**Document section:**
=====

A green laser works like a barometer in a technique called Thomson scattering that is used to measure extreme plasma conditions.

More plasmas, more neutrons

Our fusion devices FuZE and FuZE-Q have already produced over 10,000 plasmas in 2024 – nearly double their 2023 output. Both devices also improved their record neutron yields, with FuZE-Q achieving single-shot neutron production above 5x109 (5 billion neutrons), triple last year’s high-water mark. Zap’s fusion devices operated and generated fusion reactions almost daily throughout the past 12 months, with multiple upgrades along the way.

Zap generated more than 10,000 plasmas this year across two devices, FuZE and FuZE-Q.

Upgraded FuZE-Q’s power bank. Twice.

Early this year we commissioned a new power supply for FuZE-Q, significantly increasing its peak power capability. Just this month we upgraded it again, doubling FuZE-Q’s operating voltage. The new pulsed power system is currently being commissioned, setting the stage for investigating new physics territory and higher fusion energy yields in 2025.

An upgraded bank of capacitors provides the powerful pulses of electricity that drive fusion inside FuZE-Q.

Dawn of a new Century

The successful commissioning of Century in June marked a major milestone in our development of fusion power plant technologies. Century combines three key enabling technologies: repetitive pulsed power, plasma-facing liquid metal walls, and resilient electrodes. The platform has already successfully completed multiple runs of over 1,000 pulses at 0.1 Hz.

Century was built in less than a year and is an industrial-scale platform for maturing plant-relevant technologies.

Heavy metal on loop

Six months after it began operating, Century received a dramatic upgrade with a first-of-its-kind 40-foot-long liquid metal loop that contains two tons of melted bismuth. Air-cooled heat exchangers will remove the intense plasma heat absorbed by the circulating liquid metal. See the installation of the new system last month.

Fusion policy wins: Washington HB1924 and the U.S. ADVANCE Act

The integration of fusion development into state and federal policy frameworks made big strides this year, paving the way for commercialization. Our home state of Washington formally recognized fusion as clean energy through HB 1924. On the national level, the ADVANCE Act passed with a bipartisan 88-2 vote, establishing a firm separation of federal fusion energy regulations from nuclear fission.

Ben Levitt, Zap's VP of R&D, gives a tour of Zap's facility to Washington Governor Jay Inslee.

A new round of capital

In October, we announced the close of $130 million in fresh funding, accelerating our progress and supporting our parallel development of both fusion plasma performance and power plant enabling systems technologies.

=====

**Material shown:**
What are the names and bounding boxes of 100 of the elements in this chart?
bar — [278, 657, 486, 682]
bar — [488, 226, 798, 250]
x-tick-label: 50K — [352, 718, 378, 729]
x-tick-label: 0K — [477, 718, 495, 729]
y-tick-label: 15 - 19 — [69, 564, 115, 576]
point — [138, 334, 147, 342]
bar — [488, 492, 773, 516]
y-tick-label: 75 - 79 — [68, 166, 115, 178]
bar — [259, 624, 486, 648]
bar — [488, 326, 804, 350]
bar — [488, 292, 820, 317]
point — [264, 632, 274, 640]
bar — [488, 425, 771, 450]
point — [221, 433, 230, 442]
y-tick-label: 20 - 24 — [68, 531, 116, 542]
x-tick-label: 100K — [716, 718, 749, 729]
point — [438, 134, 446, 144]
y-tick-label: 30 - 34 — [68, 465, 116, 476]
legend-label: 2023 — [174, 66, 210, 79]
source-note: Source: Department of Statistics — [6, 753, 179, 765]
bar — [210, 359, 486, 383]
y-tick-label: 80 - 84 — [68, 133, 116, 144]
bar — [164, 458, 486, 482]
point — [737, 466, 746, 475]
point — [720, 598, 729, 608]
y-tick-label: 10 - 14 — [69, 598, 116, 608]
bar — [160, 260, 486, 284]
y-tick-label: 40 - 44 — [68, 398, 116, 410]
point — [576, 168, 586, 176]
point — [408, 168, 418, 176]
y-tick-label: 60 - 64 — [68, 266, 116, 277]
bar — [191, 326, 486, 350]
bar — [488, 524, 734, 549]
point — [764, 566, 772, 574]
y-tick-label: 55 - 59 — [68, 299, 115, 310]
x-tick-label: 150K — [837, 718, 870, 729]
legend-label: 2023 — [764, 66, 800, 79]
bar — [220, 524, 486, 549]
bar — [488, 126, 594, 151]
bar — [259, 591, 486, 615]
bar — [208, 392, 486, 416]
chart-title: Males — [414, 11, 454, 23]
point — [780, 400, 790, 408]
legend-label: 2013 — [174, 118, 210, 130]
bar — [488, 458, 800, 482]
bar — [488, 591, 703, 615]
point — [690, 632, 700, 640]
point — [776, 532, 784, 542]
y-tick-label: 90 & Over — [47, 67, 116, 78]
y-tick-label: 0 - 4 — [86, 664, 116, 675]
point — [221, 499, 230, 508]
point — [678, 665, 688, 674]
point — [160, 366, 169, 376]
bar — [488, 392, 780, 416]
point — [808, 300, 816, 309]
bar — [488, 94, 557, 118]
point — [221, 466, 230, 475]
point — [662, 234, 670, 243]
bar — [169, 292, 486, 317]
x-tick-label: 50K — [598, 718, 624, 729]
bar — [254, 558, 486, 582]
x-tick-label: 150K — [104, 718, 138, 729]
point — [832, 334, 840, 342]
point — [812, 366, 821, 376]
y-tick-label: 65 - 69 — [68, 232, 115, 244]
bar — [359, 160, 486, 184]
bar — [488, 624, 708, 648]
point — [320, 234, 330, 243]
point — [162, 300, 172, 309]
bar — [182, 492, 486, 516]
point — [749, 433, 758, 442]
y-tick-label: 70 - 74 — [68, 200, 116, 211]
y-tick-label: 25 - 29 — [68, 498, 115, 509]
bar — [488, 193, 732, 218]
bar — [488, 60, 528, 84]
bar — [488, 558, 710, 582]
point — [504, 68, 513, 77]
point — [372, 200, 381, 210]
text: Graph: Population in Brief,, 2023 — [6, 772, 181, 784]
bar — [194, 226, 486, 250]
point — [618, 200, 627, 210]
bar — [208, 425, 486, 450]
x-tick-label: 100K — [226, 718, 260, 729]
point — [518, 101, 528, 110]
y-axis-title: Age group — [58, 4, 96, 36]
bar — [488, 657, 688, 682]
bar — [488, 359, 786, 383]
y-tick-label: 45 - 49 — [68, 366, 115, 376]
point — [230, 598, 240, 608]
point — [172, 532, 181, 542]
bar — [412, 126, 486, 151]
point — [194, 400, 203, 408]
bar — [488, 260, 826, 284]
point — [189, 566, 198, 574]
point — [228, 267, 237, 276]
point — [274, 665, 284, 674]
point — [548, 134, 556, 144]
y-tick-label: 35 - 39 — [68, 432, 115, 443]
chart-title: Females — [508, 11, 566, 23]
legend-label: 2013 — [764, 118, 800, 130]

=====

**Exercise:** Reproduce verbatim the passage of the Zap Energy year-in-review that begins at the words "Ben Levitt, Zap's" and stops after "enabling systems technologies.". The records were drawn from a different source than the text.

**Response:**
Ben Levitt, Zap's VP of R&D, gives a tour of Zap's facility to Washington Governor Jay Inslee.

A new round of capital

In October, we announced the close of $130 million in fresh funding, accelerating our progress and supporting our parallel development of both fusion plasma performance and power plant enabling systems technologies.